[start of Supplied information]
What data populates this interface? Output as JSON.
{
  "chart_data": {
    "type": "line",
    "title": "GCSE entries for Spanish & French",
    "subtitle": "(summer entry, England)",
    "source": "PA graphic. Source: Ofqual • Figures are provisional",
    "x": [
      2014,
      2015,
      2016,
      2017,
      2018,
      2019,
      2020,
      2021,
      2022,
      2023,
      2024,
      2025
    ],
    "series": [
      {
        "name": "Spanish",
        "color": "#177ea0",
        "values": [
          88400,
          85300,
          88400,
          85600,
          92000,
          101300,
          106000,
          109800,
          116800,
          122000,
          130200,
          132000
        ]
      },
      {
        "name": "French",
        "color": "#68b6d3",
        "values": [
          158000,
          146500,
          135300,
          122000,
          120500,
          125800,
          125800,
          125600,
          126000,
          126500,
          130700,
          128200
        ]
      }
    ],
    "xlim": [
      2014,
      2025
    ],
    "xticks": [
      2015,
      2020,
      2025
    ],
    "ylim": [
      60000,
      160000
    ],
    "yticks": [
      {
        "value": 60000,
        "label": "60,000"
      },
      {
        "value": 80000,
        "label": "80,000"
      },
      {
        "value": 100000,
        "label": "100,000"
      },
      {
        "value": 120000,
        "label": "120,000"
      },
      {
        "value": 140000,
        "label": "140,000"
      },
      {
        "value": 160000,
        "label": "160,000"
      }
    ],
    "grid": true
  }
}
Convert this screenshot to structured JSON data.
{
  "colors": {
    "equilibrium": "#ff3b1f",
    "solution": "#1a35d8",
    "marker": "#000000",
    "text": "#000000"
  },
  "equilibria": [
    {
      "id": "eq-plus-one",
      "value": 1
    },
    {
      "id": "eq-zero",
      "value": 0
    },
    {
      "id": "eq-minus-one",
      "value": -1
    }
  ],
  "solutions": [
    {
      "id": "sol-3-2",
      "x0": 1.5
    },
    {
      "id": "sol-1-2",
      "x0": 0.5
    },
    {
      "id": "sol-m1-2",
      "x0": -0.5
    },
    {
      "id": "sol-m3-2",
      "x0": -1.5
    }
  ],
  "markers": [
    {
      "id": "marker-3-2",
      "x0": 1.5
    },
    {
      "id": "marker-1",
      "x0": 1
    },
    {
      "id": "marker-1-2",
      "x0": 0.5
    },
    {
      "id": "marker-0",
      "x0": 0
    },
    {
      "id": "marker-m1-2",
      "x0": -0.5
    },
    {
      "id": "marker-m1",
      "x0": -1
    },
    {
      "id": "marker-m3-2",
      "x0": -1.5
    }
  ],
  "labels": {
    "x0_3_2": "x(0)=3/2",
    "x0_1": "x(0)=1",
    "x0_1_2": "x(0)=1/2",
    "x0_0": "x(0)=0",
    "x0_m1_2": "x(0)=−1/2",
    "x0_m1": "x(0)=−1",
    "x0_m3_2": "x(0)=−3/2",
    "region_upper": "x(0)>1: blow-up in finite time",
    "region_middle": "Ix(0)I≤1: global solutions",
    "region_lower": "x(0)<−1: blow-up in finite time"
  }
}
[end of Supplied information]
• Instruction
Could you reproduce every record above exactly as it appears?

• Solved problem
What data populates this interface? Output as JSON.
{
  "chart_data": {
    "type": "line",
    "title": "GCSE entries for Spanish & French",
    "subtitle": "(summer entry, England)",
    "source": "PA graphic. Source: Ofqual • Figures are provisional",
    "x": [
      2014,
      2015,
      2016,
      2017,
      2018,
      2019,
      2020,
      2021,
      2022,
      2023,
      2024,
      2025
    ],
    "series": [
      {
        "name": "Spanish",
        "color": "#177ea0",
        "values": [
          88400,
          85300,
          88400,
          85600,
          92000,
          101300,
          106000,
          109800,
          116800,
          122000,
          130200,
          132000
        ]
      },
      {
        "name": "French",
        "color": "#68b6d3",
        "values": [
          158000,
          146500,
          135300,
          122000,
          120500,
          125800,
          125800,
          125600,
          126000,
          126500,
          130700,
          128200
        ]
      }
    ],
    "xlim": [
      2014,
      2025
    ],
    "xticks": [
      2015,
      2020,
      2025
    ],
    "ylim": [
      60000,
      160000
    ],
    "yticks": [
      {
        "value": 60000,
        "label": "60,000"
      },
      {
        "value": 80000,
        "label": "80,000"
      },
      {
        "value": 100000,
        "label": "100,000"
      },
      {
        "value": 120000,
        "label": "120,000"
      },
      {
        "value": 140000,
        "label": "140,000"
      },
      {
        "value": 160000,
        "label": "160,000"
      }
    ],
    "grid": true
  }
}
Convert this screenshot to structured JSON data.
{
  "colors": {
    "equilibrium": "#ff3b1f",
    "solution": "#1a35d8",
    "marker": "#000000",
    "text": "#000000"
  },
  "equilibria": [
    {
      "id": "eq-plus-one",
      "value": 1
    },
    {
      "id": "eq-zero",
      "value": 0
    },
    {
      "id": "eq-minus-one",
      "value": -1
    }
  ],
  "solutions": [
    {
      "id": "sol-3-2",
      "x0": 1.5
    },
    {
      "id": "sol-1-2",
      "x0": 0.5
    },
    {
      "id": "sol-m1-2",
      "x0": -0.5
    },
    {
      "id": "sol-m3-2",
      "x0": -1.5
    }
  ],
  "markers": [
    {
      "id": "marker-3-2",
      "x0": 1.5
    },
    {
      "id": "marker-1",
      "x0": 1
    },
    {
      "id": "marker-1-2",
      "x0": 0.5
    },
    {
      "id": "marker-0",
      "x0": 0
    },
    {
      "id": "marker-m1-2",
      "x0": -0.5
    },
    {
      "id": "marker-m1",
      "x0": -1
    },
    {
      "id": "marker-m3-2",
      "x0": -1.5
    }
  ],
  "labels": {
    "x0_3_2": "x(0)=3/2",
    "x0_1": "x(0)=1",
    "x0_1_2": "x(0)=1/2",
    "x0_0": "x(0)=0",
    "x0_m1_2": "x(0)=−1/2",
    "x0_m1": "x(0)=−1",
    "x0_m3_2": "x(0)=−3/2",
    "region_upper": "x(0)>1: blow-up in finite time",
    "region_middle": "Ix(0)I≤1: global solutions",
    "region_lower": "x(0)<−1: blow-up in finite time"
  }
}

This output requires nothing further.